▸ TASK OBJECTIVE
Rewrite the part of the data that opens with the line containing "Localize each UI component in this 755px" and closes with the line containing "heatmap-cell <box>112 149 191 208</box>", replacing every "y-tick-label" with "latitude-label" and leaving everything else unchanged.

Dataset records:
_ _ _ _ _ _ _
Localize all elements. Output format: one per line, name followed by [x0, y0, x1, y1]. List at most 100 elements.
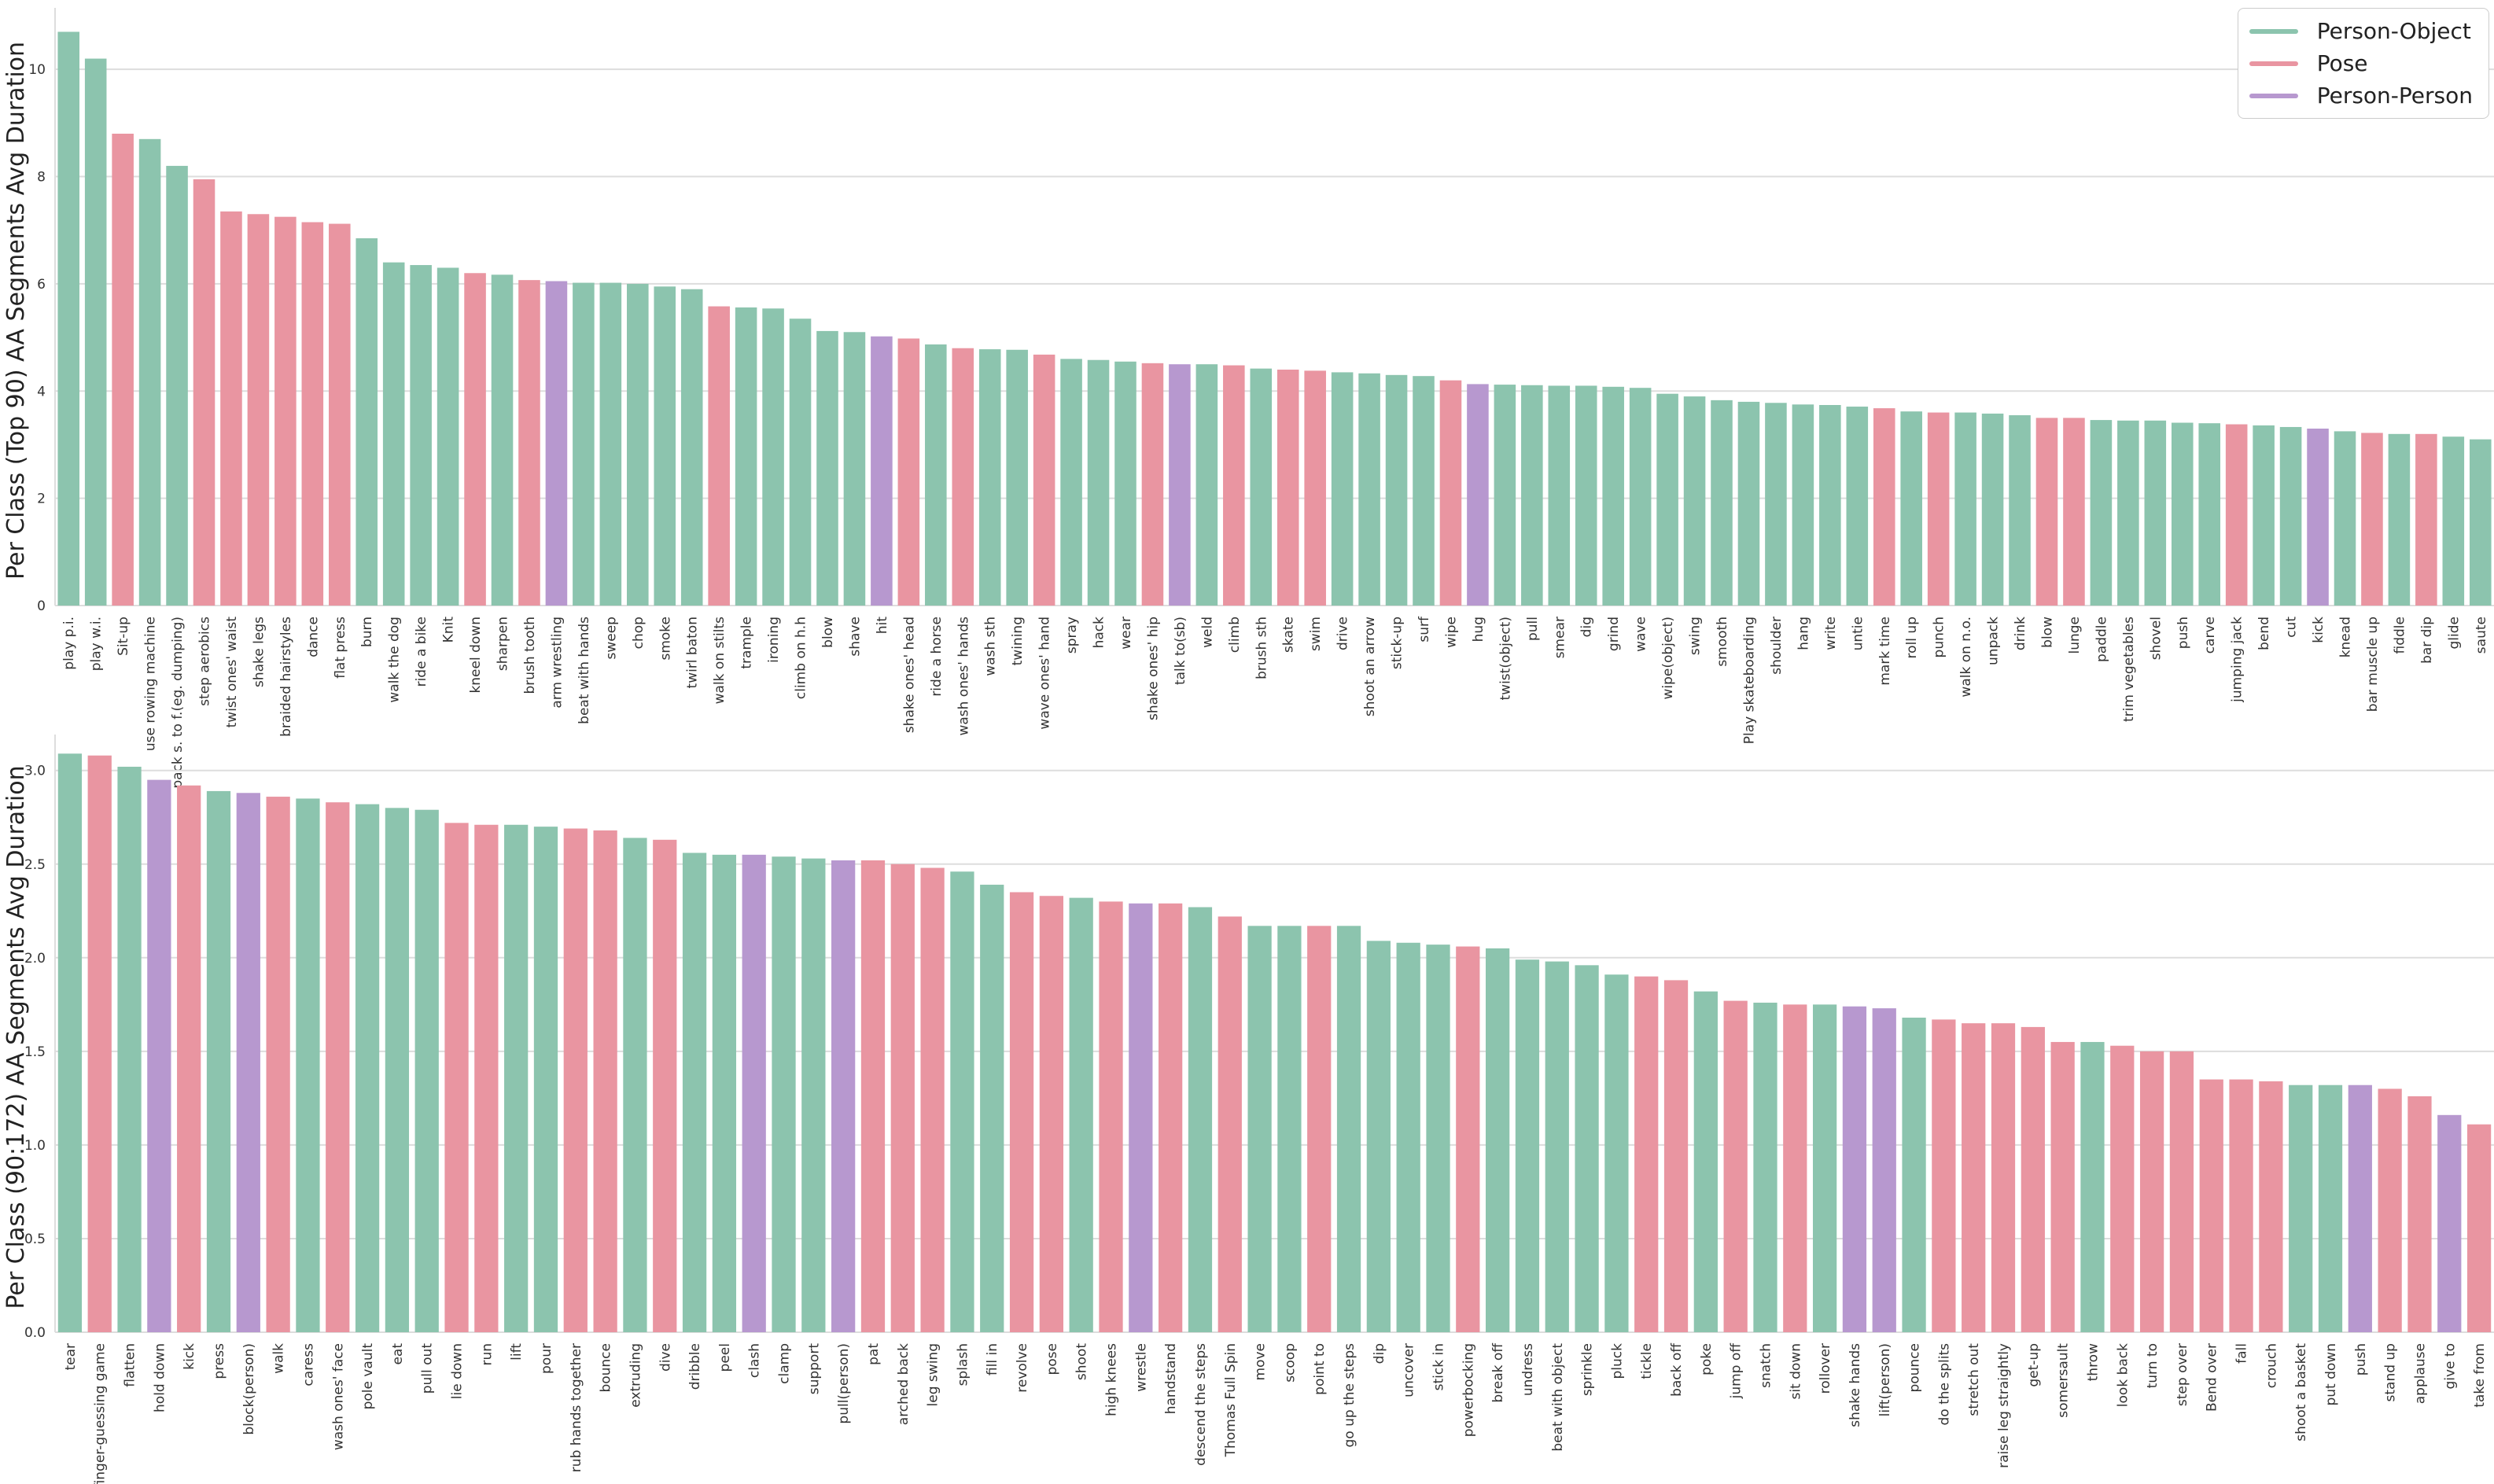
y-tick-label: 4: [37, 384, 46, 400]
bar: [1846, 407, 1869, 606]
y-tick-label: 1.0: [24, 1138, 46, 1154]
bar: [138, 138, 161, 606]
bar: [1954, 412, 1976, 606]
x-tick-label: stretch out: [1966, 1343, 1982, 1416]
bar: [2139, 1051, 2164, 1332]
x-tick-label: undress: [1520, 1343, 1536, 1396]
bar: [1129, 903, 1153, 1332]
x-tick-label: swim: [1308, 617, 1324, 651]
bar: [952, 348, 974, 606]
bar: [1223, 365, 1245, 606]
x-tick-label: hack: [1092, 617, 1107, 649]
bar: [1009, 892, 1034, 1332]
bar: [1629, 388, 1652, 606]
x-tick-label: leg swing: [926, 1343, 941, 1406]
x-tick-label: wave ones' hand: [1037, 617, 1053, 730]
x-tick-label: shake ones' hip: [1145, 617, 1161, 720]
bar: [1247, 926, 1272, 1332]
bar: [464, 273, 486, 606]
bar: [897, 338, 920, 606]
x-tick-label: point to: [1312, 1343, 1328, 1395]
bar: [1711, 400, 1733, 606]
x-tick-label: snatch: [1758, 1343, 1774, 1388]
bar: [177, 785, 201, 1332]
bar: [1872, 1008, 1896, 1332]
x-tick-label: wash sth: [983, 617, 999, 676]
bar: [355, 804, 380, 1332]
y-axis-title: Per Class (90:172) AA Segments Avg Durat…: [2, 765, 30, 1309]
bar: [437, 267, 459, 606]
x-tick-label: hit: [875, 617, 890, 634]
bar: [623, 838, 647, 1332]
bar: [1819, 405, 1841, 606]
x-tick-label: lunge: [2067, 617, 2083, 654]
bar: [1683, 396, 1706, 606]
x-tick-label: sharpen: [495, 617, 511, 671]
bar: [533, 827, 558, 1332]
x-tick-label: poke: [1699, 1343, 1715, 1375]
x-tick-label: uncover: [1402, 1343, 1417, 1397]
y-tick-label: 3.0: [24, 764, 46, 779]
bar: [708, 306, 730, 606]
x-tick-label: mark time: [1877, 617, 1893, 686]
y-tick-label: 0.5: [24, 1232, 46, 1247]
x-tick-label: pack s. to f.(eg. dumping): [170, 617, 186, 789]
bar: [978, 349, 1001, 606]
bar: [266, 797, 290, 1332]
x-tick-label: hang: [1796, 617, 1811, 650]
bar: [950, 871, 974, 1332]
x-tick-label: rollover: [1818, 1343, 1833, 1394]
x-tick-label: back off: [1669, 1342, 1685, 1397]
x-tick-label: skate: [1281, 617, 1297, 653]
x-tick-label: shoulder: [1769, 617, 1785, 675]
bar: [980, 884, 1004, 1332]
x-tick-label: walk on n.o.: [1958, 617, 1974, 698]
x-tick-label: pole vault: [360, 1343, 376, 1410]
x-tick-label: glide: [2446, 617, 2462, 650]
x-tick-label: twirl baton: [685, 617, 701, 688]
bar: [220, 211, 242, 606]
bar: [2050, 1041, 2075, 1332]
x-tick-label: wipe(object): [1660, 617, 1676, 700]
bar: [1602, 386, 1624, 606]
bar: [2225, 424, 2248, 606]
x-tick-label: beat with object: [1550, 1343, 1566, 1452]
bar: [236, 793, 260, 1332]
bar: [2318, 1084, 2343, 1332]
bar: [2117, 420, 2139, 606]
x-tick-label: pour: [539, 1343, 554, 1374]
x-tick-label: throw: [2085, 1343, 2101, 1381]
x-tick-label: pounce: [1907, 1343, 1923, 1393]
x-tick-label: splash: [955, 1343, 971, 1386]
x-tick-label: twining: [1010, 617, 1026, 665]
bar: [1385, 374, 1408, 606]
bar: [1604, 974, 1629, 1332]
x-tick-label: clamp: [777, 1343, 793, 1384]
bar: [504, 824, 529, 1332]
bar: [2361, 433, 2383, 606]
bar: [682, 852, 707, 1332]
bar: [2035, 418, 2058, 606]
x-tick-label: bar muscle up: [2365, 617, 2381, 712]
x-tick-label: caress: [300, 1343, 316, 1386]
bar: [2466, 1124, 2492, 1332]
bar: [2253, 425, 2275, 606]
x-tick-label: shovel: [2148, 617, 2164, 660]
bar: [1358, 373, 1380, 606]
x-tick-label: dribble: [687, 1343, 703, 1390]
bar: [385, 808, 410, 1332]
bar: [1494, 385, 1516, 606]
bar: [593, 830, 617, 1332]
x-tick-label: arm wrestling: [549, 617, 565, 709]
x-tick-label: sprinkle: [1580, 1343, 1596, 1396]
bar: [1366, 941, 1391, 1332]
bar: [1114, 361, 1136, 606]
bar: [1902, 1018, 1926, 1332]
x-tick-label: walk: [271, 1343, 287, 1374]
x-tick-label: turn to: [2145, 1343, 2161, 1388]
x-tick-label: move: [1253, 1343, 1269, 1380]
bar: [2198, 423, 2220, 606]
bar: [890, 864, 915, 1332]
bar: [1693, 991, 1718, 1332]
_ _ _ _ _ _ _
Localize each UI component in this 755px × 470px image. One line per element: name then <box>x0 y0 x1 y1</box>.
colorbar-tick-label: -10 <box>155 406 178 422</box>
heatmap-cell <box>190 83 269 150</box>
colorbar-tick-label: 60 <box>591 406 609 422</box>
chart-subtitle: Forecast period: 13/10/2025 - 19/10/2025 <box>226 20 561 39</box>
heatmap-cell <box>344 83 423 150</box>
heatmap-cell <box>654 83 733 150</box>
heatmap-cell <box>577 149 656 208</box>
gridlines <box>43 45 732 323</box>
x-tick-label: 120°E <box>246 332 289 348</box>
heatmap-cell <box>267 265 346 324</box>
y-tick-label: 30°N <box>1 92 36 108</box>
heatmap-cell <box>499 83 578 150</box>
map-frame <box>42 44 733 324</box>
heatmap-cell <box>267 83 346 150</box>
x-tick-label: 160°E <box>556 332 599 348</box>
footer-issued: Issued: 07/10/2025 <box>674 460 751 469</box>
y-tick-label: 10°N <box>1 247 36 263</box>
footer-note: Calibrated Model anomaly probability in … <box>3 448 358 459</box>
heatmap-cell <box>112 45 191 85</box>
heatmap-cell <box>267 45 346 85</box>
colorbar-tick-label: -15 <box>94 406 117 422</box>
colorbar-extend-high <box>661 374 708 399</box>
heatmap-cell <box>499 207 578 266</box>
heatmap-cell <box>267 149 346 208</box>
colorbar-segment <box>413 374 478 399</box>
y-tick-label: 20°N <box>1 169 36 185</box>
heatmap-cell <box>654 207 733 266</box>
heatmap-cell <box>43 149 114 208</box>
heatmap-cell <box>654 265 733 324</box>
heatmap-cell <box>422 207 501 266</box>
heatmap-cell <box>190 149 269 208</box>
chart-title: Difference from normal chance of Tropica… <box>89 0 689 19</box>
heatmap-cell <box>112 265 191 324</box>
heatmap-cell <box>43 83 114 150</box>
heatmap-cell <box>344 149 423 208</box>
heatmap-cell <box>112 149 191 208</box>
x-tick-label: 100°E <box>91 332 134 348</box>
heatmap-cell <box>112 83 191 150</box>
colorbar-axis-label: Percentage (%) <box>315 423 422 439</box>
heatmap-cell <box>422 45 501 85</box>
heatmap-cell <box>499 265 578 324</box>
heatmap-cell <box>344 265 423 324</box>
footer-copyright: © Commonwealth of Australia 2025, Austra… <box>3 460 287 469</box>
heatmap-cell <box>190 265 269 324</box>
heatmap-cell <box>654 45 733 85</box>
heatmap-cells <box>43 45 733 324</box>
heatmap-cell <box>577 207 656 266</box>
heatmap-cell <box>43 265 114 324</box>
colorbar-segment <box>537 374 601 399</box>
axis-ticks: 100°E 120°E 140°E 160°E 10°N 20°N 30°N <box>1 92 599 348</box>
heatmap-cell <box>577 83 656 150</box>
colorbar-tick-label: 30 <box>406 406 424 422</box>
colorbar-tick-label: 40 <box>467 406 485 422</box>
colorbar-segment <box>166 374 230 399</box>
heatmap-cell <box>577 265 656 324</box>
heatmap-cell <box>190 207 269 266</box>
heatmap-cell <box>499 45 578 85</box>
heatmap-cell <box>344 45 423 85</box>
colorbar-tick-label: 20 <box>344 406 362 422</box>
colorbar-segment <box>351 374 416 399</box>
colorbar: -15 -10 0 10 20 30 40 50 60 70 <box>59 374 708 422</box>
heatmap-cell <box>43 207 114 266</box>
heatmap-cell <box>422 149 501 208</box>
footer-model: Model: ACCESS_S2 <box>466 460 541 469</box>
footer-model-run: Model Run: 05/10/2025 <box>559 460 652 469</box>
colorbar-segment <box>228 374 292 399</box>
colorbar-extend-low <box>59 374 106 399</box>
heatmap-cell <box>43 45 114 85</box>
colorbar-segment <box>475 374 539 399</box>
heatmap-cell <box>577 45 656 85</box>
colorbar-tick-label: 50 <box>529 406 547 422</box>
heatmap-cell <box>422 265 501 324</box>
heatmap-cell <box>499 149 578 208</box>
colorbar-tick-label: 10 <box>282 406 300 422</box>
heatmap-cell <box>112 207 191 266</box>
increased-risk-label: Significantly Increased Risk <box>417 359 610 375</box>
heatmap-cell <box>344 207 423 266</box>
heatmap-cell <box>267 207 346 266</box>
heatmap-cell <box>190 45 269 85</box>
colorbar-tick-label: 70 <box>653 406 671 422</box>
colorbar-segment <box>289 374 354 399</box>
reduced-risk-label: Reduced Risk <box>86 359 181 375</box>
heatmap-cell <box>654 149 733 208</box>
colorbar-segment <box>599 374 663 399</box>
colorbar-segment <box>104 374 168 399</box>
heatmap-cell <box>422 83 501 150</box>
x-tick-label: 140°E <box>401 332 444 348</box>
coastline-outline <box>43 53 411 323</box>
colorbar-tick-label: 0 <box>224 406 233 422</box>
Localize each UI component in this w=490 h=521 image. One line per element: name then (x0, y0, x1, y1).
_ _ _ _ _ _ _
▸ SOLUTION
Localize each UI component in this 755px × 470px image. One line per element: name then <box>x0 y0 x1 y1</box>.
colorbar-tick-label: -10 <box>155 406 178 422</box>
heatmap-cell <box>190 83 269 150</box>
colorbar-tick-label: 60 <box>591 406 609 422</box>
chart-subtitle: Forecast period: 13/10/2025 - 19/10/2025 <box>226 20 561 39</box>
heatmap-cell <box>344 83 423 150</box>
heatmap-cell <box>654 83 733 150</box>
heatmap-cell <box>577 149 656 208</box>
gridlines <box>43 45 732 323</box>
x-tick-label: 120°E <box>246 332 289 348</box>
heatmap-cell <box>267 265 346 324</box>
latitude-label: 30°N <box>1 92 36 108</box>
heatmap-cell <box>499 83 578 150</box>
map-frame <box>42 44 733 324</box>
heatmap-cell <box>267 83 346 150</box>
x-tick-label: 160°E <box>556 332 599 348</box>
footer-issued: Issued: 07/10/2025 <box>674 460 751 469</box>
latitude-label: 10°N <box>1 247 36 263</box>
footer-note: Calibrated Model anomaly probability in … <box>3 448 358 459</box>
heatmap-cell <box>112 45 191 85</box>
heatmap-cell <box>267 45 346 85</box>
colorbar-tick-label: -15 <box>94 406 117 422</box>
colorbar-extend-high <box>661 374 708 399</box>
heatmap-cell <box>499 207 578 266</box>
heatmap-cell <box>267 149 346 208</box>
colorbar-segment <box>413 374 478 399</box>
latitude-label: 20°N <box>1 169 36 185</box>
heatmap-cell <box>654 207 733 266</box>
heatmap-cell <box>43 149 114 208</box>
heatmap-cell <box>654 265 733 324</box>
heatmap-cell <box>422 207 501 266</box>
heatmap-cell <box>190 149 269 208</box>
chart-title: Difference from normal chance of Tropica… <box>89 0 689 19</box>
heatmap-cell <box>112 265 191 324</box>
heatmap-cell <box>43 83 114 150</box>
heatmap-cell <box>344 149 423 208</box>
heatmap-cell <box>112 149 191 208</box>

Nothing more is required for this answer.